• _Exercise details_
Of all the lines in the records, how many hold the word "left"? Answer with the number only.
>> begin Data for processing
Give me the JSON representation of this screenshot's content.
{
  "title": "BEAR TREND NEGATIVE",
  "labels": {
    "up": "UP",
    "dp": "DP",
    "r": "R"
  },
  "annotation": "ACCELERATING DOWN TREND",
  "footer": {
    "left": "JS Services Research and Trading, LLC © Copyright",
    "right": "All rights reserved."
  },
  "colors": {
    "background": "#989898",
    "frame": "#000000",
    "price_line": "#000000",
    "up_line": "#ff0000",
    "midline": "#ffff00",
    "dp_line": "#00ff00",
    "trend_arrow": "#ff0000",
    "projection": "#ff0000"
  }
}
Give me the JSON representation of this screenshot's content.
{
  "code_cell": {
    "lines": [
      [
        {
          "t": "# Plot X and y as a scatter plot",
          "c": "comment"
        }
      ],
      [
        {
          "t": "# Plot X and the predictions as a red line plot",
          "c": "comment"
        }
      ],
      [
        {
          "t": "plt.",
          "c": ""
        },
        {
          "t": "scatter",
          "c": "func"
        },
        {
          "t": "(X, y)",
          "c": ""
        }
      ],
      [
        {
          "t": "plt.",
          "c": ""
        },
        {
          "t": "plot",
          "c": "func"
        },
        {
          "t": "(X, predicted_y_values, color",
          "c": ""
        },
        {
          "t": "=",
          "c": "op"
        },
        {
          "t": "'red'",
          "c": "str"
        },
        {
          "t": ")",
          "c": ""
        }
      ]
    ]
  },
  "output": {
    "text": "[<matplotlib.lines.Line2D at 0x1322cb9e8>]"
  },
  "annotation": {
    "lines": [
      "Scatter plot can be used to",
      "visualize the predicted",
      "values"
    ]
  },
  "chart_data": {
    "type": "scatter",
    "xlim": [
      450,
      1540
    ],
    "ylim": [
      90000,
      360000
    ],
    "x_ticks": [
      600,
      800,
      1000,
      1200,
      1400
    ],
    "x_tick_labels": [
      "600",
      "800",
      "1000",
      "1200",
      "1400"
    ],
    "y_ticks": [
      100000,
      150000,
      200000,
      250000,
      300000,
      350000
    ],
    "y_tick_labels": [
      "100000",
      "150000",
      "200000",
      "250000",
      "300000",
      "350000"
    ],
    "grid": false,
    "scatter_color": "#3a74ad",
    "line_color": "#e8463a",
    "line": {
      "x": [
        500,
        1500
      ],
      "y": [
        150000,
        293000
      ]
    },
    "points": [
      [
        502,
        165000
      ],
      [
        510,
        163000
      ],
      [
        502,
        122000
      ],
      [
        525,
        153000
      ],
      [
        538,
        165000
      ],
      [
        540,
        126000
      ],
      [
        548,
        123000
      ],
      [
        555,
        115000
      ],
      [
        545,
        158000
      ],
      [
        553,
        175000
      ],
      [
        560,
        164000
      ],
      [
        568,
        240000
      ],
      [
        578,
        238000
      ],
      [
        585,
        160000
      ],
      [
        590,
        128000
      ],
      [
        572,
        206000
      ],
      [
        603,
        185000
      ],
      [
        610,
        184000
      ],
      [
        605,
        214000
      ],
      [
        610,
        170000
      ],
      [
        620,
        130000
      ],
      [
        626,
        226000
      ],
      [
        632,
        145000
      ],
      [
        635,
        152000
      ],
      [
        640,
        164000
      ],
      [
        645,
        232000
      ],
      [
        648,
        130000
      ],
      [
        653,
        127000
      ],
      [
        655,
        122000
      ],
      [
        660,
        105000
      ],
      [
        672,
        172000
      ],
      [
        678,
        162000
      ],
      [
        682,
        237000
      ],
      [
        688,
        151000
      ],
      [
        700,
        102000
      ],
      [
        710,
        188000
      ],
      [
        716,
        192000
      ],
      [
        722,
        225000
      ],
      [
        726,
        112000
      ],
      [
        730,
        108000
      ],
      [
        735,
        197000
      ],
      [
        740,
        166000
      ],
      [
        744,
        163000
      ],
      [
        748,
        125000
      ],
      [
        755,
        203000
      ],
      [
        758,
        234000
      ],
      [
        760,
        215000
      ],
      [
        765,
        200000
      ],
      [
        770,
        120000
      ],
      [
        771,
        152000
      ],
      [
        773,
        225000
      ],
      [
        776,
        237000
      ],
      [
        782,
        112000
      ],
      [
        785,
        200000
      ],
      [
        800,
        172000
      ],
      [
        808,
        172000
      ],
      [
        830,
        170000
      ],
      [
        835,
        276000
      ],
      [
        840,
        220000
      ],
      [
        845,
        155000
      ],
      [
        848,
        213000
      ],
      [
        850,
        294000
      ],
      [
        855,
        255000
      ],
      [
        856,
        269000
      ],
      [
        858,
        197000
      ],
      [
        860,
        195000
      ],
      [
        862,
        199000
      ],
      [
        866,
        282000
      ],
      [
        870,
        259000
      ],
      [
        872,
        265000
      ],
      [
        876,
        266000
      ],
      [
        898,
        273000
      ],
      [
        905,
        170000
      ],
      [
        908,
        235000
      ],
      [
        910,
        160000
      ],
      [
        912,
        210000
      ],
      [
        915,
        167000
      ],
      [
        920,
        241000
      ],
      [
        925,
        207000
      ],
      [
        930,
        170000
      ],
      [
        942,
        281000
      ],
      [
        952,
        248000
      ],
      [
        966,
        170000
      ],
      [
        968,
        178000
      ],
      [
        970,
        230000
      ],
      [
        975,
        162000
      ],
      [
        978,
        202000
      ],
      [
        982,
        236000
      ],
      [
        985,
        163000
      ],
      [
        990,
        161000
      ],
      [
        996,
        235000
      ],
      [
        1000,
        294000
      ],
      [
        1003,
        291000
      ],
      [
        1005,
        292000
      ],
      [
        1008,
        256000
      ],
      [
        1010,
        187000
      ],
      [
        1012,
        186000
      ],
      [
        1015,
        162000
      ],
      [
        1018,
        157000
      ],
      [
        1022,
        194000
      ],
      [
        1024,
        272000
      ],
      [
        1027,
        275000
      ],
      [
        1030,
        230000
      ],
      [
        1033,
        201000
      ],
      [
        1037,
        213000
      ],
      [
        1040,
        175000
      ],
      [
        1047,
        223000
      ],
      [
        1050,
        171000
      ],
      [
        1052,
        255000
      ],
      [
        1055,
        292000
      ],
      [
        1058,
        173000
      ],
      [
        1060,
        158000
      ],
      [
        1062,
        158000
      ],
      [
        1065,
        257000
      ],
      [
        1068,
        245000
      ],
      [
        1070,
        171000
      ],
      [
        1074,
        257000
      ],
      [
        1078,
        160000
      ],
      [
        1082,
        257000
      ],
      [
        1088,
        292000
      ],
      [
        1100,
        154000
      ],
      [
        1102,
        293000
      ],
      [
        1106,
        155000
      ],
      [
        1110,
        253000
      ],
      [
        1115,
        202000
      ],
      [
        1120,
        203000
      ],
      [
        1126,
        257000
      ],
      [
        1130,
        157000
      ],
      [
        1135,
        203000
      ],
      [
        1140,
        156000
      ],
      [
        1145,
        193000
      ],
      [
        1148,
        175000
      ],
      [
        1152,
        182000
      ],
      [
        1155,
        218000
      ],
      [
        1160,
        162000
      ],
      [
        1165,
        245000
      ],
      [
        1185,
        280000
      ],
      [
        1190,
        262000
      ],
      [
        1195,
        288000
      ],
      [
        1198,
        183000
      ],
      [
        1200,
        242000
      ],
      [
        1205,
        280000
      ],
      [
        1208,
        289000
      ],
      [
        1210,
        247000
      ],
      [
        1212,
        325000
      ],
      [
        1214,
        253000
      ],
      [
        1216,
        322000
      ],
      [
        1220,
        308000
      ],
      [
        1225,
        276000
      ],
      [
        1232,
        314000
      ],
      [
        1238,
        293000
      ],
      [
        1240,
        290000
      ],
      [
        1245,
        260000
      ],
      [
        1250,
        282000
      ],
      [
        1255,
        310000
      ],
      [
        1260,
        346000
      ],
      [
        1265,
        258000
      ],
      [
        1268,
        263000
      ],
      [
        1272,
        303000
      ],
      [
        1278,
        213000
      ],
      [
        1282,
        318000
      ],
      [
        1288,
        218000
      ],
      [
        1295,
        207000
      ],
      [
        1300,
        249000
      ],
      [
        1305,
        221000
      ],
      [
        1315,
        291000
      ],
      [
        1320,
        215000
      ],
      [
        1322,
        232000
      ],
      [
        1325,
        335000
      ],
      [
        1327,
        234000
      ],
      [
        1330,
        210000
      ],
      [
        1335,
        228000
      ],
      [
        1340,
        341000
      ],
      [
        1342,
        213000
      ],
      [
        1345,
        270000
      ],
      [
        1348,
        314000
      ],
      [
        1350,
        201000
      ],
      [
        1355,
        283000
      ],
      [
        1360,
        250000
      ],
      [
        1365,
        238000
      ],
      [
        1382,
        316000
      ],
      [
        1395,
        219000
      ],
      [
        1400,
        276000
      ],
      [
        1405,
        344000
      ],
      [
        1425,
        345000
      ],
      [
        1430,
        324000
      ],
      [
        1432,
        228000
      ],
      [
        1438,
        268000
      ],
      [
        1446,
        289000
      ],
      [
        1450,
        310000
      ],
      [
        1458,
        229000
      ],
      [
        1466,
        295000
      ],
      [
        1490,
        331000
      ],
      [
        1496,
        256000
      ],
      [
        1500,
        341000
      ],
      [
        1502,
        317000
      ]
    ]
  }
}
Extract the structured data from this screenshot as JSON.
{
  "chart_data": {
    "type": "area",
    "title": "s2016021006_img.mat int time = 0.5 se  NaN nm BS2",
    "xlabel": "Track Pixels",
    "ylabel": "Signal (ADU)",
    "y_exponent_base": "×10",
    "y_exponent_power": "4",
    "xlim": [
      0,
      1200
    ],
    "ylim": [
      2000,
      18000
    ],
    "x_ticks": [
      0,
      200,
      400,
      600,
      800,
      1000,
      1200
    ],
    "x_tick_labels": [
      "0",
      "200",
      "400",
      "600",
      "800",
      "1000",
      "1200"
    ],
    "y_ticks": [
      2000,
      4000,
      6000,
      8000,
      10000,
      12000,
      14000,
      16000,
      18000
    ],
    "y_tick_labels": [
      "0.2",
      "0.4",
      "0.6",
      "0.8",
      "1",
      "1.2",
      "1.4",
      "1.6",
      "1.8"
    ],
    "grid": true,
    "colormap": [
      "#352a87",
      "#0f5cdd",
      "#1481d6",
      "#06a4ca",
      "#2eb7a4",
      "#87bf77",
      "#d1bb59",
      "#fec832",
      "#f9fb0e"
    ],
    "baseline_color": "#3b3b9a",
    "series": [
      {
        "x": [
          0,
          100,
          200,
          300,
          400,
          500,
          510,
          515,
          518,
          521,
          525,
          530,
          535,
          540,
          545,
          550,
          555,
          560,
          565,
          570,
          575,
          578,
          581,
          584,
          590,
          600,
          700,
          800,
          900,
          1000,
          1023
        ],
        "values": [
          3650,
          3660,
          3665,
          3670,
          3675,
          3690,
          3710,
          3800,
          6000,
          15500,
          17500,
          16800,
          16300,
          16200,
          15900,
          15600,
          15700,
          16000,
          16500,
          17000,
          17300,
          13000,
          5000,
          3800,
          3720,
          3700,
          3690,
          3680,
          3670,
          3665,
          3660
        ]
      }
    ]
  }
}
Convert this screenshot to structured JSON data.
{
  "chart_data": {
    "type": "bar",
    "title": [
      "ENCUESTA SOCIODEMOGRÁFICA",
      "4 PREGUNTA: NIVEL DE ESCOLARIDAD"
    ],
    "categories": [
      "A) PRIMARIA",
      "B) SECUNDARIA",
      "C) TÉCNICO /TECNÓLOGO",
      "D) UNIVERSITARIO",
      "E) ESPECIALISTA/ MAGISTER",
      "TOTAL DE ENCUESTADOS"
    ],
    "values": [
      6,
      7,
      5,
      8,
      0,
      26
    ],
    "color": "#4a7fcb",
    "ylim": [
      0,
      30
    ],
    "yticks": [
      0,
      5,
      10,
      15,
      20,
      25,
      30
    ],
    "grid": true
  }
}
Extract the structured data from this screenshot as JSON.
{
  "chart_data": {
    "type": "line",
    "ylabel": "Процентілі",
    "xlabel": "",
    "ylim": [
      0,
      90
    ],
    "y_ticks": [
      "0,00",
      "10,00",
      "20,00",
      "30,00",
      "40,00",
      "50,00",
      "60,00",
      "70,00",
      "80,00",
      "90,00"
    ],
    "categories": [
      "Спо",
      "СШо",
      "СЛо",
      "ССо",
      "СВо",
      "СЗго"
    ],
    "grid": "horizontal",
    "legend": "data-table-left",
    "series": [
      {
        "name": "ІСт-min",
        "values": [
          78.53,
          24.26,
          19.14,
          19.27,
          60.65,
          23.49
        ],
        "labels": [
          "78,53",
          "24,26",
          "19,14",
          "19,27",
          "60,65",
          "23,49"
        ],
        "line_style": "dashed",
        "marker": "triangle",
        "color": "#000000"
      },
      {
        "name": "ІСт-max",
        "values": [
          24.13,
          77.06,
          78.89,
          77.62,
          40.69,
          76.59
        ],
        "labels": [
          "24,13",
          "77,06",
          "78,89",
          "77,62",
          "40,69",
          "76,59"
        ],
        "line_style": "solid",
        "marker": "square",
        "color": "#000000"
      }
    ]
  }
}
>> end Data for processing
• _Solution to this problem_
2